━━━ TASK DATA ━━━

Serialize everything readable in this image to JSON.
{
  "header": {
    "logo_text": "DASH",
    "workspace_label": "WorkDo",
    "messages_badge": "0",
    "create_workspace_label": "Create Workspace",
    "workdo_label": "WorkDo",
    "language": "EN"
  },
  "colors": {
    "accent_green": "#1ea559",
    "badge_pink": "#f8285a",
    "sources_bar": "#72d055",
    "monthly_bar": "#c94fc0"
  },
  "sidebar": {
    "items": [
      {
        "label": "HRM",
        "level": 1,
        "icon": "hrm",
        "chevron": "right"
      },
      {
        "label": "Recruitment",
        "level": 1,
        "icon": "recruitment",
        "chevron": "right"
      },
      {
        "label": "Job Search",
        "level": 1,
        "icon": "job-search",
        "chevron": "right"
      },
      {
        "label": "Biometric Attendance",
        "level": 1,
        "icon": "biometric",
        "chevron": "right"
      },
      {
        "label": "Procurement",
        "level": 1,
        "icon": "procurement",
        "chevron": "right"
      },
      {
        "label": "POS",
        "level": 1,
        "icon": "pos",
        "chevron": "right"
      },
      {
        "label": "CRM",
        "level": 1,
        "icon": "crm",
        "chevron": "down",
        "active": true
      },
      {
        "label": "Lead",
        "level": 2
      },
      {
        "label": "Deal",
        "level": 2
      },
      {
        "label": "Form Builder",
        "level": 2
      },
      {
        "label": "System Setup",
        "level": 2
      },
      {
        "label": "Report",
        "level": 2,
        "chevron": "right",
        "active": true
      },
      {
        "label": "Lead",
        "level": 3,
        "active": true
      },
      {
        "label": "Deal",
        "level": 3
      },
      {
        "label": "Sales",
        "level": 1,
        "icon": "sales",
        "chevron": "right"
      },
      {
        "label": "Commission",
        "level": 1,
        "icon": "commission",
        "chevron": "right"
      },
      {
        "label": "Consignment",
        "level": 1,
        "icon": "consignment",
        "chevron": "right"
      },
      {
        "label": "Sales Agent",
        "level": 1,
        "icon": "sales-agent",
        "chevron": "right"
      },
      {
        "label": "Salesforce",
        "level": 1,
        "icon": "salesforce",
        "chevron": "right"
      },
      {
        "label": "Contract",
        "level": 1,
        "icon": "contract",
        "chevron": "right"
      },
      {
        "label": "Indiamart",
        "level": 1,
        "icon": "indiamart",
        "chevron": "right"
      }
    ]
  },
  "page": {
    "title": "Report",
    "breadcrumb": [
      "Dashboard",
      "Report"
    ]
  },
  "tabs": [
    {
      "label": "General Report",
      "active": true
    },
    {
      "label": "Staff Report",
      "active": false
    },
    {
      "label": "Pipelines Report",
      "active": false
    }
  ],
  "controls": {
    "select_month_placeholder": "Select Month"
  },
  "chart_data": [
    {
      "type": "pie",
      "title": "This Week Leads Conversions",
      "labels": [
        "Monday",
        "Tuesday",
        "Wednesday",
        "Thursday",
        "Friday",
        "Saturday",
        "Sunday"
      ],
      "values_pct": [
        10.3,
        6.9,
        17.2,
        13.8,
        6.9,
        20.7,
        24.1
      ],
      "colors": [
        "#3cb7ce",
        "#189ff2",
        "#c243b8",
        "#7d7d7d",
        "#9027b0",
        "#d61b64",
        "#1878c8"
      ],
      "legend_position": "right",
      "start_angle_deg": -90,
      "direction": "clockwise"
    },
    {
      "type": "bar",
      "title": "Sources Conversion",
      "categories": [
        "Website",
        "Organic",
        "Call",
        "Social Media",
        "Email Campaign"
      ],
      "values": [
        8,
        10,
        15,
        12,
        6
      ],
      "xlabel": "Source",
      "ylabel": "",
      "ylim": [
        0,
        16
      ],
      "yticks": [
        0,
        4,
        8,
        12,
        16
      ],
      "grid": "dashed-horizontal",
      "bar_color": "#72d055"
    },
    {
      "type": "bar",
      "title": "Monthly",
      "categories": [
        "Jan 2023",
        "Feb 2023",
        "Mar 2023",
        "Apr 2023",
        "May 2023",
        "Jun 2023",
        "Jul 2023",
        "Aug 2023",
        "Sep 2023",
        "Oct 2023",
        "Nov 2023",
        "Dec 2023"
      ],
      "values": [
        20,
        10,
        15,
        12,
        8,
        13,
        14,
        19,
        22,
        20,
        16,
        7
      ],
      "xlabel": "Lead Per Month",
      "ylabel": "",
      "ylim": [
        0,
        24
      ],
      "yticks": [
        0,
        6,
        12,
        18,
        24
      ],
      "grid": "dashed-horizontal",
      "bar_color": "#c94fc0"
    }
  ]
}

━━━

WHAT YOU WILL DO
Copy the records above exactly.

ANSWER TO THE TASK
Serialize everything readable in this image to JSON.
{
  "header": {
    "logo_text": "DASH",
    "workspace_label": "WorkDo",
    "messages_badge": "0",
    "create_workspace_label": "Create Workspace",
    "workdo_label": "WorkDo",
    "language": "EN"
  },
  "colors": {
    "accent_green": "#1ea559",
    "badge_pink": "#f8285a",
    "sources_bar": "#72d055",
    "monthly_bar": "#c94fc0"
  },
  "sidebar": {
    "items": [
      {
        "label": "HRM",
        "level": 1,
        "icon": "hrm",
        "chevron": "right"
      },
      {
        "label": "Recruitment",
        "level": 1,
        "icon": "recruitment",
        "chevron": "right"
      },
      {
        "label": "Job Search",
        "level": 1,
        "icon": "job-search",
        "chevron": "right"
      },
      {
        "label": "Biometric Attendance",
        "level": 1,
        "icon": "biometric",
        "chevron": "right"
      },
      {
        "label": "Procurement",
        "level": 1,
        "icon": "procurement",
        "chevron": "right"
      },
      {
        "label": "POS",
        "level": 1,
        "icon": "pos",
        "chevron": "right"
      },
      {
        "label": "CRM",
        "level": 1,
        "icon": "crm",
        "chevron": "down",
        "active": true
      },
      {
        "label": "Lead",
        "level": 2
      },
      {
        "label": "Deal",
        "level": 2
      },
      {
        "label": "Form Builder",
        "level": 2
      },
      {
        "label": "System Setup",
        "level": 2
      },
      {
        "label": "Report",
        "level": 2,
        "chevron": "right",
        "active": true
      },
      {
        "label": "Lead",
        "level": 3,
        "active": true
      },
      {
        "label": "Deal",
        "level": 3
      },
      {
        "label": "Sales",
        "level": 1,
        "icon": "sales",
        "chevron": "right"
      },
      {
        "label": "Commission",
        "level": 1,
        "icon": "commission",
        "chevron": "right"
      },
      {
        "label": "Consignment",
        "level": 1,
        "icon": "consignment",
        "chevron": "right"
      },
      {
        "label": "Sales Agent",
        "level": 1,
        "icon": "sales-agent",
        "chevron": "right"
      },
      {
        "label": "Salesforce",
        "level": 1,
        "icon": "salesforce",
        "chevron": "right"
      },
      {
        "label": "Contract",
        "level": 1,
        "icon": "contract",
        "chevron": "right"
      },
      {
        "label": "Indiamart",
        "level": 1,
        "icon": "indiamart",
        "chevron": "right"
      }
    ]
  },
  "page": {
    "title": "Report",
    "breadcrumb": [
      "Dashboard",
      "Report"
    ]
  },
  "tabs": [
    {
      "label": "General Report",
      "active": true
    },
    {
      "label": "Staff Report",
      "active": false
    },
    {
      "label": "Pipelines Report",
      "active": false
    }
  ],
  "controls": {
    "select_month_placeholder": "Select Month"
  },
  "chart_data": [
    {
      "type": "pie",
      "title": "This Week Leads Conversions",
      "labels": [
        "Monday",
        "Tuesday",
        "Wednesday",
        "Thursday",
        "Friday",
        "Saturday",
        "Sunday"
      ],
      "values_pct": [
        10.3,
        6.9,
        17.2,
        13.8,
        6.9,
        20.7,
        24.1
      ],
      "colors": [
        "#3cb7ce",
        "#189ff2",
        "#c243b8",
        "#7d7d7d",
        "#9027b0",
        "#d61b64",
        "#1878c8"
      ],
      "legend_position": "right",
      "start_angle_deg": -90,
      "direction": "clockwise"
    },
    {
      "type": "bar",
      "title": "Sources Conversion",
      "categories": [
        "Website",
        "Organic",
        "Call",
        "Social Media",
        "Email Campaign"
      ],
      "values": [
        8,
        10,
        15,
        12,
        6
      ],
      "xlabel": "Source",
      "ylabel": "",
      "ylim": [
        0,
        16
      ],
      "yticks": [
        0,
        4,
        8,
        12,
        16
      ],
      "grid": "dashed-horizontal",
      "bar_color": "#72d055"
    },
    {
      "type": "bar",
      "title": "Monthly",
      "categories": [
        "Jan 2023",
        "Feb 2023",
        "Mar 2023",
        "Apr 2023",
        "May 2023",
        "Jun 2023",
        "Jul 2023",
        "Aug 2023",
        "Sep 2023",
        "Oct 2023",
        "Nov 2023",
        "Dec 2023"
      ],
      "values": [
        20,
        10,
        15,
        12,
        8,
        13,
        14,
        19,
        22,
        20,
        16,
        7
      ],
      "xlabel": "Lead Per Month",
      "ylabel": "",
      "ylim": [
        0,
        24
      ],
      "yticks": [
        0,
        6,
        12,
        18,
        24
      ],
      "grid": "dashed-horizontal",
      "bar_color": "#c94fc0"
    }
  ]
}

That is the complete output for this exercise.